— GOAL —
Give the data below again exactly as it stands. Omit the pictures.

— GIVEN DATA —
begin
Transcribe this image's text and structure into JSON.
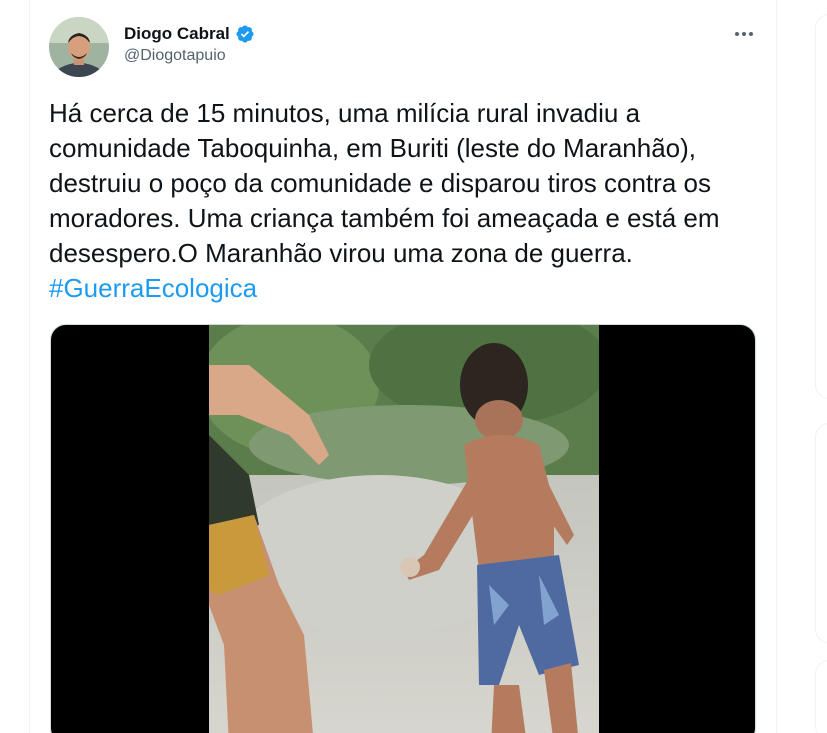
{
  "author": {
    "name": "Diogo Cabral",
    "handle": "@Diogotapuio",
    "verified": true
  },
  "tweet": {
    "text_before_hashtag": "Há cerca de 15 minutos, uma milícia rural invadiu a comunidade Taboquinha, em Buriti (leste do Maranhão), destruiu o poço da comunidade e disparou tiros contra os moradores. Uma criança também foi ameaçada e está em desespero.O Maranhão virou uma zona de guerra. ",
    "hashtag": "#GuerraEcologica"
  },
  "icons": {
    "verified": "verified-badge-icon",
    "more": "more-options-icon"
  },
  "colors": {
    "text": "#0f1419",
    "secondary": "#536471",
    "link": "#1d9bf0",
    "border": "#eff3f4"
  }
}
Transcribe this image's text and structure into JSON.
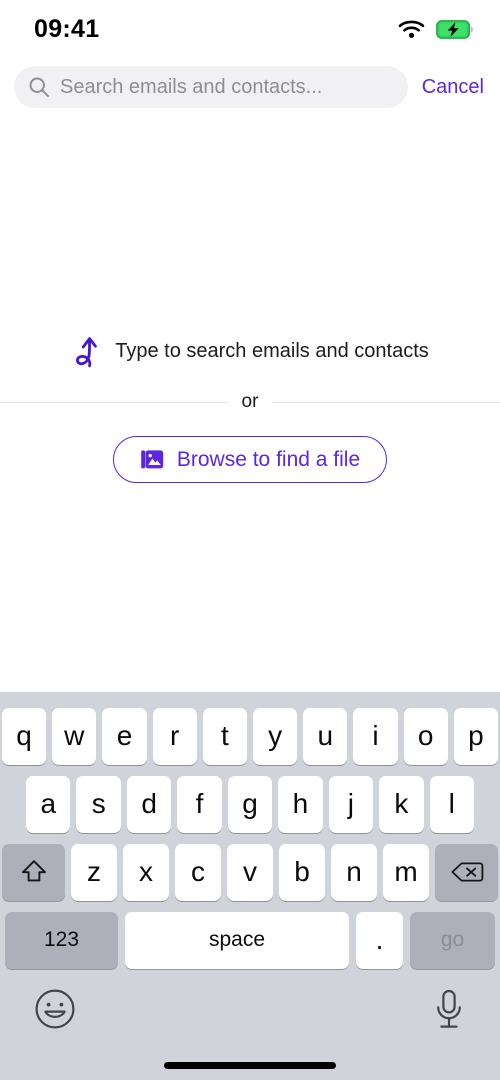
end
— THE SOLUTION —
Transcribe this image's text and structure into JSON.
{
  "author": {
    "name": "Diogo Cabral",
    "handle": "@Diogotapuio",
    "verified": true
  },
  "tweet": {
    "text_before_hashtag": "Há cerca de 15 minutos, uma milícia rural invadiu a comunidade Taboquinha, em Buriti (leste do Maranhão), destruiu o poço da comunidade e disparou tiros contra os moradores. Uma criança também foi ameaçada e está em desespero.O Maranhão virou uma zona de guerra. ",
    "hashtag": "#GuerraEcologica"
  },
  "icons": {
    "verified": "verified-badge-icon",
    "more": "more-options-icon"
  },
  "colors": {
    "text": "#0f1419",
    "secondary": "#536471",
    "link": "#1d9bf0",
    "border": "#eff3f4"
  }
}
Transcribe this image's text and structure into JSON.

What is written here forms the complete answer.